• _Exercise details_
Write out the entries below once more, exactly.

• _Data for this exercise_

★ ★ ★ ★ ★

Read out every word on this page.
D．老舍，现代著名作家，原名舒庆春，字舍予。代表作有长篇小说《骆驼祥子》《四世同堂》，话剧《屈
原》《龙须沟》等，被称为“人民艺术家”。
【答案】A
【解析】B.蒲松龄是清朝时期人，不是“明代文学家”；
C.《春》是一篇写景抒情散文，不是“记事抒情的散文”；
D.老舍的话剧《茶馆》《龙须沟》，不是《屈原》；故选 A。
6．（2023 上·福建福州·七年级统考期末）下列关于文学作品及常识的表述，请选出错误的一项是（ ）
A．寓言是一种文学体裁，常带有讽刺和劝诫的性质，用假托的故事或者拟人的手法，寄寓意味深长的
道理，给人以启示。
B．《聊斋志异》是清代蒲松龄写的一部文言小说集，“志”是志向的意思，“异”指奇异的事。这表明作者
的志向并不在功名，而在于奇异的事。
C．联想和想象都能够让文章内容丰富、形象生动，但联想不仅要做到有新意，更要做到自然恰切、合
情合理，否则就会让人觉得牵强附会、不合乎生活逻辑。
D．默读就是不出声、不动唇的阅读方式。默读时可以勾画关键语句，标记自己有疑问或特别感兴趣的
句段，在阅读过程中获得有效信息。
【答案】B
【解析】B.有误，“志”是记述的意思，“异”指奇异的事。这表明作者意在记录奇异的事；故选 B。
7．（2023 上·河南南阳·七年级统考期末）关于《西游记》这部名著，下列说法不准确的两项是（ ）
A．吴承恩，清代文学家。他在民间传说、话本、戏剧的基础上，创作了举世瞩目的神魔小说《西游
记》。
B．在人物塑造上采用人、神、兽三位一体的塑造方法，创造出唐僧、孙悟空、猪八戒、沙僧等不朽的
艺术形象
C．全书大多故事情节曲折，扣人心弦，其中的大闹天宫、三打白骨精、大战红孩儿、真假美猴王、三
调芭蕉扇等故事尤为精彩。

★ ★ ★ ★ ★

• _Output_
Read out every word on this page.
D．老舍，现代著名作家，原名舒庆春，字舍予。代表作有长篇小说《骆驼祥子》《四世同堂》，话剧《屈
原》《龙须沟》等，被称为“人民艺术家”。
【答案】A
【解析】B.蒲松龄是清朝时期人，不是“明代文学家”；
C.《春》是一篇写景抒情散文，不是“记事抒情的散文”；
D.老舍的话剧《茶馆》《龙须沟》，不是《屈原》；故选 A。
6．（2023 上·福建福州·七年级统考期末）下列关于文学作品及常识的表述，请选出错误的一项是（ ）
A．寓言是一种文学体裁，常带有讽刺和劝诫的性质，用假托的故事或者拟人的手法，寄寓意味深长的
道理，给人以启示。
B．《聊斋志异》是清代蒲松龄写的一部文言小说集，“志”是志向的意思，“异”指奇异的事。这表明作者
的志向并不在功名，而在于奇异的事。
C．联想和想象都能够让文章内容丰富、形象生动，但联想不仅要做到有新意，更要做到自然恰切、合
情合理，否则就会让人觉得牵强附会、不合乎生活逻辑。
D．默读就是不出声、不动唇的阅读方式。默读时可以勾画关键语句，标记自己有疑问或特别感兴趣的
句段，在阅读过程中获得有效信息。
【答案】B
【解析】B.有误，“志”是记述的意思，“异”指奇异的事。这表明作者意在记录奇异的事；故选 B。
7．（2023 上·河南南阳·七年级统考期末）关于《西游记》这部名著，下列说法不准确的两项是（ ）
A．吴承恩，清代文学家。他在民间传说、话本、戏剧的基础上，创作了举世瞩目的神魔小说《西游
记》。
B．在人物塑造上采用人、神、兽三位一体的塑造方法，创造出唐僧、孙悟空、猪八戒、沙僧等不朽的
艺术形象
C．全书大多故事情节曲折，扣人心弦，其中的大闹天宫、三打白骨精、大战红孩儿、真假美猴王、三
调芭蕉扇等故事尤为精彩。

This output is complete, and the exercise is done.